◆ 必須課題:
• A. 在宅介護の事例から、「悪臭の原因はゴミの腐敗臭と息子の不潔な体臭によるもので、近隣まで臭気は蔓延。」から「①年齢的に介護保険が利用できない。」までのすべてを一字一句違えずに書き写すこと。
• B. 在宅介護の事例のうち「D様は、電動ベッド一式」で始まる段落を、主な事実を残して箇条書きに改めること。

◆ ページ抜粋:
§ §
50代母親D様と30代息子E様、二人暮らし、生活保護受給世帯。
D様、要介護3、脳梗塞で右半身麻痺あり。キーパーソンE様、既往歴不明。精神疾患・セルフネグレクト。父親他界、UR賃貸物件2DKに居住。
D様は、電動ベッド一式・電動車椅子、訪問看護週1回、訪問介護と障害併用でヘルパーさん週3回、通所介護は週1回の予定だが外出が困難で月に1回の通所。
室内は物が散乱、訪問するのに足の踏み場なし。ゴミの量と悪臭で不衛生であり、転倒し易い環境。
悪臭の原因はゴミの腐敗臭と息子の不潔な体臭によるもので、近隣まで臭気は蔓延。
まずは母親のベッド周辺の環境整備とトイレまでの安全な動線確保を目標とし、担当CMと訪問介護事業所から6名の有志が集結し(生活保護ワーカー、地域包括、障害担当は協力なし)、
半日でベッド周辺と動線は確保できたが、約1年後にも同様に有志で環境整備を行った。
キーパーソンE様のADL低下で、内科医の受け入れ先はなく、精神科の訪問医が全身を診てくれると訪問開始。
エアコンのない部屋で夏を迎えるが、食欲不振・脱水症状・両下肢の浮腫顕著。
片麻痺のD様が部屋へ入れることは出来ず、ペットボトルを投げ入れるので精一杯。
この状態での問題点
①年齢的に介護保険が利用できない。
§ §
◆ 演習データ:
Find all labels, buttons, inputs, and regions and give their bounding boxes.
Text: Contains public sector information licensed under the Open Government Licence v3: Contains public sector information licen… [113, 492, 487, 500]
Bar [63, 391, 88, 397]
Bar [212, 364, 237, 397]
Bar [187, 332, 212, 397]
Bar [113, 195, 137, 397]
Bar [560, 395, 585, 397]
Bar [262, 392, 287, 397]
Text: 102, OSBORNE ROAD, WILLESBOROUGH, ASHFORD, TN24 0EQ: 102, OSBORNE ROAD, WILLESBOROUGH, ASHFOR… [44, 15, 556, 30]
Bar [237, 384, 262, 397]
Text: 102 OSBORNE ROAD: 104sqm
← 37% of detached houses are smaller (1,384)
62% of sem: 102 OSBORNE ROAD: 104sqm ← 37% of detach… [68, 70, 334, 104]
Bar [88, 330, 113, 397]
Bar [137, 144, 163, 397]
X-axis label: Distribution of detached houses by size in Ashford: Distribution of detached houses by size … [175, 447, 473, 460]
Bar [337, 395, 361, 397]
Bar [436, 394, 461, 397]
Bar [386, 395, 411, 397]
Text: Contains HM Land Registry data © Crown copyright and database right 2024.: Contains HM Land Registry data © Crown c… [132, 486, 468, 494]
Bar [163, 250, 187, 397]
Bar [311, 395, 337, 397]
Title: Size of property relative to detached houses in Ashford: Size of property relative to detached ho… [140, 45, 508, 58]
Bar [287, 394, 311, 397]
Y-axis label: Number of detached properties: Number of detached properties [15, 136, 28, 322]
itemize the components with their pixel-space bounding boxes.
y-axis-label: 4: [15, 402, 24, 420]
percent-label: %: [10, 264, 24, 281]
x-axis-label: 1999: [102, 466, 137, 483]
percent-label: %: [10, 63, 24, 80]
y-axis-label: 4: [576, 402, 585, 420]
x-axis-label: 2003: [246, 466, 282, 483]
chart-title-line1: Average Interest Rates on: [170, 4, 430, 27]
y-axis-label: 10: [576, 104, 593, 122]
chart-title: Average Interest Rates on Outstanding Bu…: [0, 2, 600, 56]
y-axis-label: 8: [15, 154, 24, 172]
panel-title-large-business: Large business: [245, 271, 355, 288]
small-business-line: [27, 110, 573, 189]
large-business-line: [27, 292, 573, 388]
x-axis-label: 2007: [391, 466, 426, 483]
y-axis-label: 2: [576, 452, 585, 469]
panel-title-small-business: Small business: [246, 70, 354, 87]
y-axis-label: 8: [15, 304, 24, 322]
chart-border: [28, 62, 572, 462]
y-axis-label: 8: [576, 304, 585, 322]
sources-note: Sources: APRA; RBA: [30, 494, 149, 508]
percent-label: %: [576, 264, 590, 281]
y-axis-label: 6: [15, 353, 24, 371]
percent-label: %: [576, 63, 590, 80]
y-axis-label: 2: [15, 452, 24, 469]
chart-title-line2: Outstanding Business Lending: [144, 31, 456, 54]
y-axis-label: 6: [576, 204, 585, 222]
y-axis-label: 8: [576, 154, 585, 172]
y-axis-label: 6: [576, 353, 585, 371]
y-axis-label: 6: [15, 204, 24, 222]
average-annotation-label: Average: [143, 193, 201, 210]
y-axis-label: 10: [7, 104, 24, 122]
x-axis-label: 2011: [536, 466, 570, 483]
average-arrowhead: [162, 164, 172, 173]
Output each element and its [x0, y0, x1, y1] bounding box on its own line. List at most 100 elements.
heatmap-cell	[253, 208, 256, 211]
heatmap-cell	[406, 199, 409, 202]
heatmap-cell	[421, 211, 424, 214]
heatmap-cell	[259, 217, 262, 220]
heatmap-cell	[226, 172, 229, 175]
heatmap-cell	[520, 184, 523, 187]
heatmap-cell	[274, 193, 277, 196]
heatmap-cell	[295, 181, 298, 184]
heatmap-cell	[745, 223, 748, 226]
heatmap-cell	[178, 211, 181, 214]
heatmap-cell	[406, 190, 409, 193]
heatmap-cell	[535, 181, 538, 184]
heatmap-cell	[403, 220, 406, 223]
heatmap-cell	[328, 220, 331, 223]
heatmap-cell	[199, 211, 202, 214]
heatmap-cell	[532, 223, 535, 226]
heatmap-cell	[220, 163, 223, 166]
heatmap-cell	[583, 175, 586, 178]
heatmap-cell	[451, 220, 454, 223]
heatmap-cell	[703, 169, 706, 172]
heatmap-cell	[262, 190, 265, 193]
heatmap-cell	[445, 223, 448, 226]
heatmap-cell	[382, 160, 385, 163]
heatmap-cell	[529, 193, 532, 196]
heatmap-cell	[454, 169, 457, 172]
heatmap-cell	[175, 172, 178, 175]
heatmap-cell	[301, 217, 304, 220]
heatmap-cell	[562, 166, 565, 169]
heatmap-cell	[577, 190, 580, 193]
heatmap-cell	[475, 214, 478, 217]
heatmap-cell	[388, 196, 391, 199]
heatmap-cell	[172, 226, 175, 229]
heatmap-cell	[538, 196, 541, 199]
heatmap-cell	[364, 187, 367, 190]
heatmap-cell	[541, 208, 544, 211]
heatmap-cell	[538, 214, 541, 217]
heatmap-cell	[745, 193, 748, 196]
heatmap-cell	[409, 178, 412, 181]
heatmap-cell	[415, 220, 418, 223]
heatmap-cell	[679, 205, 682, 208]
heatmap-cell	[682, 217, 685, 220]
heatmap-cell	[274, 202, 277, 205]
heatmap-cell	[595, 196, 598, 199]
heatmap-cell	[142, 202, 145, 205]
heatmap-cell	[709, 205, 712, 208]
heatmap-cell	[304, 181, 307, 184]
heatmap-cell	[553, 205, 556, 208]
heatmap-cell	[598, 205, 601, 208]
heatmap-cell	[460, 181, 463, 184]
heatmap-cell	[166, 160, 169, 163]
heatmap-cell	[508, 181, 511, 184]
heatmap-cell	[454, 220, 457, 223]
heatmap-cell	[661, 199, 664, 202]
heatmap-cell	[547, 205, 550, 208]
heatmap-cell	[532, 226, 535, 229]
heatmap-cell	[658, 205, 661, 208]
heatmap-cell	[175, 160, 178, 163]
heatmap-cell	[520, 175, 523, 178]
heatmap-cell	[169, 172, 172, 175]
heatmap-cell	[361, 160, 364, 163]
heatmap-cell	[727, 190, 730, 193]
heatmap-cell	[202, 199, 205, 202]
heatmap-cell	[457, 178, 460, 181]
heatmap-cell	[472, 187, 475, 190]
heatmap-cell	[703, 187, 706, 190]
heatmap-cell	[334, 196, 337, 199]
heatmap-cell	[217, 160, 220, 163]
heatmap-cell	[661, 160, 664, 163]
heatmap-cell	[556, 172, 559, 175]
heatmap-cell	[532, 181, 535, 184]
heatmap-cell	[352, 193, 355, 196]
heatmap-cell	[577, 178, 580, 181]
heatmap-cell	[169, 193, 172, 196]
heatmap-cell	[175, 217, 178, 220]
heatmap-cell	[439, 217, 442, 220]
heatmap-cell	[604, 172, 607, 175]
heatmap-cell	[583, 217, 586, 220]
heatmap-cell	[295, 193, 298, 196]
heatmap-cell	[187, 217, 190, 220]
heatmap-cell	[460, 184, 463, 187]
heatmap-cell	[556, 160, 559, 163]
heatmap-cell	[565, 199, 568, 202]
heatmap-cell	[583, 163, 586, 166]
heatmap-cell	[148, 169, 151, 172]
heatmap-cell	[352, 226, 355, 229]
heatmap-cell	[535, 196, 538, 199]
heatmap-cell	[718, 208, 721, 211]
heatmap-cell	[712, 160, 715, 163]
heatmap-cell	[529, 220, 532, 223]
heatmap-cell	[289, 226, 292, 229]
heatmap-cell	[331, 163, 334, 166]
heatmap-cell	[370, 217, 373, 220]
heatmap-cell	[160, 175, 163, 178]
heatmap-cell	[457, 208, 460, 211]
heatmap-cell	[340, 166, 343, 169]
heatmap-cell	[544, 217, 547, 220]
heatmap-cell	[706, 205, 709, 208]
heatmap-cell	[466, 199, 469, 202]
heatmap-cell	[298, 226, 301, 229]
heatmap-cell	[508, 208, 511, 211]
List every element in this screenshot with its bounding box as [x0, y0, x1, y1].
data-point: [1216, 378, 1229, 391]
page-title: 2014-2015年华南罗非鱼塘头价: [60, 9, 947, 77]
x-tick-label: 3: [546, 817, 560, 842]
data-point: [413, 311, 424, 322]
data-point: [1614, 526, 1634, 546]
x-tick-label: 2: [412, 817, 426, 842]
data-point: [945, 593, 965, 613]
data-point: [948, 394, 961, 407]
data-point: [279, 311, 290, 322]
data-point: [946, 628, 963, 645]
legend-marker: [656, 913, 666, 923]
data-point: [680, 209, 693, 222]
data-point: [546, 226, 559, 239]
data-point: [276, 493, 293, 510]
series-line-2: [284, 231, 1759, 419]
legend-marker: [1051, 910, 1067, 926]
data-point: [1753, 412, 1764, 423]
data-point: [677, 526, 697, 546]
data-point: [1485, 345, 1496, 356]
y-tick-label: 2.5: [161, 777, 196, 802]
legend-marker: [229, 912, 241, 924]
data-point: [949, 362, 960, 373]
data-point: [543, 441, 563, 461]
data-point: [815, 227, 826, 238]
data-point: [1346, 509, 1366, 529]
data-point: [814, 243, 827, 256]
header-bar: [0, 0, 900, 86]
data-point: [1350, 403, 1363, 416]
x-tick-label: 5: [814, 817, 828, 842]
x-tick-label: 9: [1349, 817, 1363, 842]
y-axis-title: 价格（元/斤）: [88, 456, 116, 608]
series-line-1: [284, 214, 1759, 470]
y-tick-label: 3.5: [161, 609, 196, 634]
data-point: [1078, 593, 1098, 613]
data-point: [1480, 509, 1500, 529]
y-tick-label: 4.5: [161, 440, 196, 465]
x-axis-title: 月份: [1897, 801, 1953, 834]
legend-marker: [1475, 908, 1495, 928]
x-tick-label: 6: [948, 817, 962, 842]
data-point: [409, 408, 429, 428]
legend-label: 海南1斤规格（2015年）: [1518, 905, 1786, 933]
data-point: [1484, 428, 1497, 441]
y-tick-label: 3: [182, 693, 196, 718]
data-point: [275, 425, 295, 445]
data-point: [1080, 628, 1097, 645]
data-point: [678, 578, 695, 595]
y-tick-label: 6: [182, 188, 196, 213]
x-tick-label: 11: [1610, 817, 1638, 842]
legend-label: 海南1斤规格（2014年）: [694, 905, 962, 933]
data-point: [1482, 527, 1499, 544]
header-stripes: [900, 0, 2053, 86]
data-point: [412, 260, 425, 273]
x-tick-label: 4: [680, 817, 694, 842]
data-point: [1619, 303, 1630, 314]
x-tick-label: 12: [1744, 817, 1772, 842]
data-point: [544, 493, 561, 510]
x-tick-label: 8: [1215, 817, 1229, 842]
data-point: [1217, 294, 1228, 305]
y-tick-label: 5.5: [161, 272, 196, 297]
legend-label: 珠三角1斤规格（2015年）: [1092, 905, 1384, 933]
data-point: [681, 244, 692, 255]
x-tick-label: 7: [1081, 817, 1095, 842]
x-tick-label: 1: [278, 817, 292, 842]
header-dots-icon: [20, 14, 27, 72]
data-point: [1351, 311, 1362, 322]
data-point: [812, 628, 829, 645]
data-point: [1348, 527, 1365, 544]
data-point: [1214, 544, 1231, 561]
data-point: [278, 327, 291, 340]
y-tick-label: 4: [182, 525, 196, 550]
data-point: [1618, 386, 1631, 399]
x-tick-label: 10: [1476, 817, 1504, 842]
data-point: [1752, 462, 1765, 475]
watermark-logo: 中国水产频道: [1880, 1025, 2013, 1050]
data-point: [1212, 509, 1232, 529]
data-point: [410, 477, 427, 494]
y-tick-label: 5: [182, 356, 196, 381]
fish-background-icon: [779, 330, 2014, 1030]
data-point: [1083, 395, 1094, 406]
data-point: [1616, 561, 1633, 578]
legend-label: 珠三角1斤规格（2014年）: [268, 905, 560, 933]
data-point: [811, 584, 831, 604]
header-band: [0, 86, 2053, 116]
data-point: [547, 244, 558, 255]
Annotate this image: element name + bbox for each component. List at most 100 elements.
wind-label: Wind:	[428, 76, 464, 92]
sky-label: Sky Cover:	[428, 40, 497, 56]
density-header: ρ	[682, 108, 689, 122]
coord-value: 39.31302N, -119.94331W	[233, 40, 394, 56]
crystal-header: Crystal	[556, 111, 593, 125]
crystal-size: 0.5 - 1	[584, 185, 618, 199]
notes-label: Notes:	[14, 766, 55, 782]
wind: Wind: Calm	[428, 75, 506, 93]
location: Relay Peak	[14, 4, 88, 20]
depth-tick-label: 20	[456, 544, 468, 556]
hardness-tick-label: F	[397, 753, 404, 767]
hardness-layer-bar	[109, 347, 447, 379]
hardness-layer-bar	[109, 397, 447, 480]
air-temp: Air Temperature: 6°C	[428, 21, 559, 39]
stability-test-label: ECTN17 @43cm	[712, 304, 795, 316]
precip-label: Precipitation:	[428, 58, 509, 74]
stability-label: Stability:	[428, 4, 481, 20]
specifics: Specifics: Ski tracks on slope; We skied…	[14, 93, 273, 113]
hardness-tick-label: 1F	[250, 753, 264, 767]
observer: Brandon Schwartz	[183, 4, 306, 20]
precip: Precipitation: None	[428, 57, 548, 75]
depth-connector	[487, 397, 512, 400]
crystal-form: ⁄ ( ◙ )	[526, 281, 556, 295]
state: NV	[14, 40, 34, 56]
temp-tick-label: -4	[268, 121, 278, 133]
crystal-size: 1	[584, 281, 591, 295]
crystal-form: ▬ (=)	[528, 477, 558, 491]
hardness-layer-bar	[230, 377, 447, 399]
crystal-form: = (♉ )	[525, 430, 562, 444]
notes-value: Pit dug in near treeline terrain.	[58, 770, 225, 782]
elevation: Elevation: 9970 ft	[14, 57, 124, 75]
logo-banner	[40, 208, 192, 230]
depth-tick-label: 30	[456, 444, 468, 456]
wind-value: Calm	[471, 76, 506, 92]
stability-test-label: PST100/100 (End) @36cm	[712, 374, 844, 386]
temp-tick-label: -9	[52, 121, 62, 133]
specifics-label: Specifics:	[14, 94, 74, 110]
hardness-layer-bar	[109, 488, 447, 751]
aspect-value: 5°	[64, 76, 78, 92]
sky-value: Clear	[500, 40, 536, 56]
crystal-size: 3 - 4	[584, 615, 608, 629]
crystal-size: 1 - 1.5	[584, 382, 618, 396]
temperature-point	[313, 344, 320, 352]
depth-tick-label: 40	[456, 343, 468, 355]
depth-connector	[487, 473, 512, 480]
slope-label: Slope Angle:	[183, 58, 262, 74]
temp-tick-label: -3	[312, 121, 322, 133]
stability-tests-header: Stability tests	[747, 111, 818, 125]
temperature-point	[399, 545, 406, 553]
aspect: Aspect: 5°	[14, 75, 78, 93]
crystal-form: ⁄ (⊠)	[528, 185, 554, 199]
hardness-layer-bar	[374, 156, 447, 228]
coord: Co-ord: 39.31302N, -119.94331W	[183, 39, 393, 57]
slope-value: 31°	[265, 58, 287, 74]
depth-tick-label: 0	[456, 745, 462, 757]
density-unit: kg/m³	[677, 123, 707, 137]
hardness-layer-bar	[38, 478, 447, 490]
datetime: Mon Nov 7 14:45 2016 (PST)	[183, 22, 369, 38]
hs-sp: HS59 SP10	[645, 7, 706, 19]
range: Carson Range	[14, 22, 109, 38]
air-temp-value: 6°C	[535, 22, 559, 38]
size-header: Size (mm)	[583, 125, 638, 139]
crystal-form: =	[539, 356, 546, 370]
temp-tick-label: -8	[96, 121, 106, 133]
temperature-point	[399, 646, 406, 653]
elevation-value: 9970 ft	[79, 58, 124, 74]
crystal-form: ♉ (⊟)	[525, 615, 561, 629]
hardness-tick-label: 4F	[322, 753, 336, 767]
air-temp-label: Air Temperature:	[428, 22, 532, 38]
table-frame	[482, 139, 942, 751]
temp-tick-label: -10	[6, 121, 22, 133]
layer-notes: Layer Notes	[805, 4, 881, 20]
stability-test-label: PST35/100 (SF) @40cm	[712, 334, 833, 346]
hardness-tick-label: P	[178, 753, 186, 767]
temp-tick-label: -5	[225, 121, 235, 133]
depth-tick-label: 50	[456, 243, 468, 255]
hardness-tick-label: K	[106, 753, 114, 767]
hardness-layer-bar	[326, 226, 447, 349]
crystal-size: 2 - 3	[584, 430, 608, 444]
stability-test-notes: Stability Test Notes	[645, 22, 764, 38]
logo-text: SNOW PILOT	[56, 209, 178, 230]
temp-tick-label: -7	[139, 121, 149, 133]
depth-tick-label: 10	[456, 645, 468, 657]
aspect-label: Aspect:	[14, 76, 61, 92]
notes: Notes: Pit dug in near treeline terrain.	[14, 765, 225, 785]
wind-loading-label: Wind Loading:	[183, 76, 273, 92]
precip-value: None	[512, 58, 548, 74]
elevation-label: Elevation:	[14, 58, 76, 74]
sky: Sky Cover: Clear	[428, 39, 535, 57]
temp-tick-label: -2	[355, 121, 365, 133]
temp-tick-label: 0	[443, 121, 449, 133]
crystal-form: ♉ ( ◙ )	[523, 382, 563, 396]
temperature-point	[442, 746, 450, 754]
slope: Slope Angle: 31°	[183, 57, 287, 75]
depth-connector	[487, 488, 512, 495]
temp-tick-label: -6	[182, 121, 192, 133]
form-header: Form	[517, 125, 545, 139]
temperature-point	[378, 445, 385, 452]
§ §
◆ 課題別解答:
• A.
悪臭の原因はゴミの腐敗臭と息子の不潔な体臭によるもので、近隣まで臭気は蔓延。
まずは母親のベッド周辺の環境整備とトイレまでの安全な動線確保を目標とし、担当CMと訪問介護事業所から6名の有志が集結し(生活保護ワーカー、地域包括、障害担当は協力なし)、
半日でベッド周辺と動線は確保できたが、約1年後にも同様に有志で環境整備を行った。
キーパーソンE様のADL低下で、内科医の受け入れ先はなく、精神科の訪問医が全身を診てくれると訪問開始。
エアコンのない部屋で夏を迎えるが、食欲不振・脱水症状・両下肢の浮腫顕著。
片麻痺のD様が部屋へ入れることは出来ず、ペットボトルを投げ入れるので精一杯。
この状態での問題点
①年齢的に介護保険が利用できない。

• B.
- D様は電動ベッド一式と電動車椅子を使っている。
- 訪問看護は週1回である。
- ヘルパーは訪問介護と障害の併用で週3回来る。
- 通所介護は週1回の予定だが、外出が困難なため通所は月に1回である。